● **WORK INSTRUCTIONS**: Please quote the material exactly, every line of it.

======== RECORDS FOR PROCESSING ========

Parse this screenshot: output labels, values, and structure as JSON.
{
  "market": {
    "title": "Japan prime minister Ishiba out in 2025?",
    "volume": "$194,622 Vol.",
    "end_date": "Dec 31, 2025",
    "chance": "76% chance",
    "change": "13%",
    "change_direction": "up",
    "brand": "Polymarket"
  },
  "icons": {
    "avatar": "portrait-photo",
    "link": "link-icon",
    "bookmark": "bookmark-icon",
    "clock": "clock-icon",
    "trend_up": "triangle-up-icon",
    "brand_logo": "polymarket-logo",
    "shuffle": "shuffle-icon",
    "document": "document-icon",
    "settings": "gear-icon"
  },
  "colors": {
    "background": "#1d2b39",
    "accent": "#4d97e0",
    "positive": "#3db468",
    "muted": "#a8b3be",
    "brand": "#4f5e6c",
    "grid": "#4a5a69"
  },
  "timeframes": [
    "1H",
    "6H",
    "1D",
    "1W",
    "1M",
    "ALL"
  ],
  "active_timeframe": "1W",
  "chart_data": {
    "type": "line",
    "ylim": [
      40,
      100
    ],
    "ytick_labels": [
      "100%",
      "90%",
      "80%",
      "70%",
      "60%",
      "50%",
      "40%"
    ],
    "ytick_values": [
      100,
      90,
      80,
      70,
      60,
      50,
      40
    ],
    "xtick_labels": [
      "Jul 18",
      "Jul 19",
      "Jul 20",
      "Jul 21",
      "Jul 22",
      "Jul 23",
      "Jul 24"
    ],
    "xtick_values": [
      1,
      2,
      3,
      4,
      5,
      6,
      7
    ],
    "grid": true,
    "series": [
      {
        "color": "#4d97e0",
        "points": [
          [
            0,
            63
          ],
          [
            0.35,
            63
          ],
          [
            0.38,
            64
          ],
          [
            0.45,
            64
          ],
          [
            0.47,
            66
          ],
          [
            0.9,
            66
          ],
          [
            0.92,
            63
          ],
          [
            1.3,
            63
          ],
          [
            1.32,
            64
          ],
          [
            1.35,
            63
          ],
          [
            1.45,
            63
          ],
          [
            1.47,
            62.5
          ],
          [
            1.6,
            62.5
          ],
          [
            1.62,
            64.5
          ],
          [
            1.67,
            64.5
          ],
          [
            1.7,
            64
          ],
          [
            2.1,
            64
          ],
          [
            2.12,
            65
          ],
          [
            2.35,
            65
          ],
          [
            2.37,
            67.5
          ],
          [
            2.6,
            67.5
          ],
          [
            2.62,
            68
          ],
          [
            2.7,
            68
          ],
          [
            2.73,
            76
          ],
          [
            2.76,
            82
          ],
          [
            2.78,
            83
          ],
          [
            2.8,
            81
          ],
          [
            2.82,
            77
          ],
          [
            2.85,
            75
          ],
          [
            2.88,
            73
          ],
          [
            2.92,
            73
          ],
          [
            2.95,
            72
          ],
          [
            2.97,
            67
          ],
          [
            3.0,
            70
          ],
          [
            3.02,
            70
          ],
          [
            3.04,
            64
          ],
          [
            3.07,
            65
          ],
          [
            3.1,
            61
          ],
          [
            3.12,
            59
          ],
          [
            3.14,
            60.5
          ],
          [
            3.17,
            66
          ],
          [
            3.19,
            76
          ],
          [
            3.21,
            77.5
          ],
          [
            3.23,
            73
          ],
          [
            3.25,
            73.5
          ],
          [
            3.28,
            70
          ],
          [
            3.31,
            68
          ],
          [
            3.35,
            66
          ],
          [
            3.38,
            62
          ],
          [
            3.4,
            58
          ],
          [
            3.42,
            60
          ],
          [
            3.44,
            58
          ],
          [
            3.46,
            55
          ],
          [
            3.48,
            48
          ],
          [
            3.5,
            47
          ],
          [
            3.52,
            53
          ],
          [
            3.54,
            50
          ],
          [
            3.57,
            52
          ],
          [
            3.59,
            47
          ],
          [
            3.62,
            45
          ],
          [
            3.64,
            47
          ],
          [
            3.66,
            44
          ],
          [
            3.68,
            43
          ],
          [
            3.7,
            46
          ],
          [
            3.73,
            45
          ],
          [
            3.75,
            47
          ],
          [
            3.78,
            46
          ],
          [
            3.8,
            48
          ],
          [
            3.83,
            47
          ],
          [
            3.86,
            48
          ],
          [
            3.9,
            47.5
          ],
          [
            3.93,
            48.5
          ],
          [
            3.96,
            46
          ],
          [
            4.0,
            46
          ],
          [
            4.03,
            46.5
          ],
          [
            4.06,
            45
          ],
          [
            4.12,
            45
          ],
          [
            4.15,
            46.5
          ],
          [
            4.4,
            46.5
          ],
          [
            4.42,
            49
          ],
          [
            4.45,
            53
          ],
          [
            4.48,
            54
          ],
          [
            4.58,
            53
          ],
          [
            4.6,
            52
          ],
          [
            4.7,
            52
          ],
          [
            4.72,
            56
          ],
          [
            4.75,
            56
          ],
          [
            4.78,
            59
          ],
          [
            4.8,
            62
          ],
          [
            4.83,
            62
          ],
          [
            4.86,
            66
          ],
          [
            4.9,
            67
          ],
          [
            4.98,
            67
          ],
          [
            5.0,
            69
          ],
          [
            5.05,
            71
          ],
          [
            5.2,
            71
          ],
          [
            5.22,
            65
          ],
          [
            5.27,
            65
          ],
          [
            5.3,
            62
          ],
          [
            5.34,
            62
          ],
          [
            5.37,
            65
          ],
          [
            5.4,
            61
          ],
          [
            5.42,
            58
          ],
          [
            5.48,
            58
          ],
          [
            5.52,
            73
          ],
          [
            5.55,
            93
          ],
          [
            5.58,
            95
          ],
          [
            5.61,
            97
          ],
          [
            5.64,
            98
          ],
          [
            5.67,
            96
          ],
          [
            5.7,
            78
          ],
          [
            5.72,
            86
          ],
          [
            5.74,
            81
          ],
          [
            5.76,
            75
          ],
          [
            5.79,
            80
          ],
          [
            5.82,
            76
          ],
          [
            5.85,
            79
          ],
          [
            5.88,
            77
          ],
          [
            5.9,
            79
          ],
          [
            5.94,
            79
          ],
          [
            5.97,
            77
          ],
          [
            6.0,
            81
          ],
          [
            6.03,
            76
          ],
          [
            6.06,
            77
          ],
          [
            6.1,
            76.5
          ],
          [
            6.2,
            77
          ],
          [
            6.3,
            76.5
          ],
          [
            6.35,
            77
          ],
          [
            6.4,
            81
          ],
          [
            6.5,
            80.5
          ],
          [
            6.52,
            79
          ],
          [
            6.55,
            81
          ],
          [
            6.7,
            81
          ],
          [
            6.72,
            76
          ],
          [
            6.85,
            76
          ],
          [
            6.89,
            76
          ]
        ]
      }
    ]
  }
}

========

● **RESULT OF THE EXERCISE**:
Parse this screenshot: output labels, values, and structure as JSON.
{
  "market": {
    "title": "Japan prime minister Ishiba out in 2025?",
    "volume": "$194,622 Vol.",
    "end_date": "Dec 31, 2025",
    "chance": "76% chance",
    "change": "13%",
    "change_direction": "up",
    "brand": "Polymarket"
  },
  "icons": {
    "avatar": "portrait-photo",
    "link": "link-icon",
    "bookmark": "bookmark-icon",
    "clock": "clock-icon",
    "trend_up": "triangle-up-icon",
    "brand_logo": "polymarket-logo",
    "shuffle": "shuffle-icon",
    "document": "document-icon",
    "settings": "gear-icon"
  },
  "colors": {
    "background": "#1d2b39",
    "accent": "#4d97e0",
    "positive": "#3db468",
    "muted": "#a8b3be",
    "brand": "#4f5e6c",
    "grid": "#4a5a69"
  },
  "timeframes": [
    "1H",
    "6H",
    "1D",
    "1W",
    "1M",
    "ALL"
  ],
  "active_timeframe": "1W",
  "chart_data": {
    "type": "line",
    "ylim": [
      40,
      100
    ],
    "ytick_labels": [
      "100%",
      "90%",
      "80%",
      "70%",
      "60%",
      "50%",
      "40%"
    ],
    "ytick_values": [
      100,
      90,
      80,
      70,
      60,
      50,
      40
    ],
    "xtick_labels": [
      "Jul 18",
      "Jul 19",
      "Jul 20",
      "Jul 21",
      "Jul 22",
      "Jul 23",
      "Jul 24"
    ],
    "xtick_values": [
      1,
      2,
      3,
      4,
      5,
      6,
      7
    ],
    "grid": true,
    "series": [
      {
        "color": "#4d97e0",
        "points": [
          [
            0,
            63
          ],
          [
            0.35,
            63
          ],
          [
            0.38,
            64
          ],
          [
            0.45,
            64
          ],
          [
            0.47,
            66
          ],
          [
            0.9,
            66
          ],
          [
            0.92,
            63
          ],
          [
            1.3,
            63
          ],
          [
            1.32,
            64
          ],
          [
            1.35,
            63
          ],
          [
            1.45,
            63
          ],
          [
            1.47,
            62.5
          ],
          [
            1.6,
            62.5
          ],
          [
            1.62,
            64.5
          ],
          [
            1.67,
            64.5
          ],
          [
            1.7,
            64
          ],
          [
            2.1,
            64
          ],
          [
            2.12,
            65
          ],
          [
            2.35,
            65
          ],
          [
            2.37,
            67.5
          ],
          [
            2.6,
            67.5
          ],
          [
            2.62,
            68
          ],
          [
            2.7,
            68
          ],
          [
            2.73,
            76
          ],
          [
            2.76,
            82
          ],
          [
            2.78,
            83
          ],
          [
            2.8,
            81
          ],
          [
            2.82,
            77
          ],
          [
            2.85,
            75
          ],
          [
            2.88,
            73
          ],
          [
            2.92,
            73
          ],
          [
            2.95,
            72
          ],
          [
            2.97,
            67
          ],
          [
            3.0,
            70
          ],
          [
            3.02,
            70
          ],
          [
            3.04,
            64
          ],
          [
            3.07,
            65
          ],
          [
            3.1,
            61
          ],
          [
            3.12,
            59
          ],
          [
            3.14,
            60.5
          ],
          [
            3.17,
            66
          ],
          [
            3.19,
            76
          ],
          [
            3.21,
            77.5
          ],
          [
            3.23,
            73
          ],
          [
            3.25,
            73.5
          ],
          [
            3.28,
            70
          ],
          [
            3.31,
            68
          ],
          [
            3.35,
            66
          ],
          [
            3.38,
            62
          ],
          [
            3.4,
            58
          ],
          [
            3.42,
            60
          ],
          [
            3.44,
            58
          ],
          [
            3.46,
            55
          ],
          [
            3.48,
            48
          ],
          [
            3.5,
            47
          ],
          [
            3.52,
            53
          ],
          [
            3.54,
            50
          ],
          [
            3.57,
            52
          ],
          [
            3.59,
            47
          ],
          [
            3.62,
            45
          ],
          [
            3.64,
            47
          ],
          [
            3.66,
            44
          ],
          [
            3.68,
            43
          ],
          [
            3.7,
            46
          ],
          [
            3.73,
            45
          ],
          [
            3.75,
            47
          ],
          [
            3.78,
            46
          ],
          [
            3.8,
            48
          ],
          [
            3.83,
            47
          ],
          [
            3.86,
            48
          ],
          [
            3.9,
            47.5
          ],
          [
            3.93,
            48.5
          ],
          [
            3.96,
            46
          ],
          [
            4.0,
            46
          ],
          [
            4.03,
            46.5
          ],
          [
            4.06,
            45
          ],
          [
            4.12,
            45
          ],
          [
            4.15,
            46.5
          ],
          [
            4.4,
            46.5
          ],
          [
            4.42,
            49
          ],
          [
            4.45,
            53
          ],
          [
            4.48,
            54
          ],
          [
            4.58,
            53
          ],
          [
            4.6,
            52
          ],
          [
            4.7,
            52
          ],
          [
            4.72,
            56
          ],
          [
            4.75,
            56
          ],
          [
            4.78,
            59
          ],
          [
            4.8,
            62
          ],
          [
            4.83,
            62
          ],
          [
            4.86,
            66
          ],
          [
            4.9,
            67
          ],
          [
            4.98,
            67
          ],
          [
            5.0,
            69
          ],
          [
            5.05,
            71
          ],
          [
            5.2,
            71
          ],
          [
            5.22,
            65
          ],
          [
            5.27,
            65
          ],
          [
            5.3,
            62
          ],
          [
            5.34,
            62
          ],
          [
            5.37,
            65
          ],
          [
            5.4,
            61
          ],
          [
            5.42,
            58
          ],
          [
            5.48,
            58
          ],
          [
            5.52,
            73
          ],
          [
            5.55,
            93
          ],
          [
            5.58,
            95
          ],
          [
            5.61,
            97
          ],
          [
            5.64,
            98
          ],
          [
            5.67,
            96
          ],
          [
            5.7,
            78
          ],
          [
            5.72,
            86
          ],
          [
            5.74,
            81
          ],
          [
            5.76,
            75
          ],
          [
            5.79,
            80
          ],
          [
            5.82,
            76
          ],
          [
            5.85,
            79
          ],
          [
            5.88,
            77
          ],
          [
            5.9,
            79
          ],
          [
            5.94,
            79
          ],
          [
            5.97,
            77
          ],
          [
            6.0,
            81
          ],
          [
            6.03,
            76
          ],
          [
            6.06,
            77
          ],
          [
            6.1,
            76.5
          ],
          [
            6.2,
            77
          ],
          [
            6.3,
            76.5
          ],
          [
            6.35,
            77
          ],
          [
            6.4,
            81
          ],
          [
            6.5,
            80.5
          ],
          [
            6.52,
            79
          ],
          [
            6.55,
            81
          ],
          [
            6.7,
            81
          ],
          [
            6.72,
            76
          ],
          [
            6.85,
            76
          ],
          [
            6.89,
            76
          ]
        ]
      }
    ]
  }
}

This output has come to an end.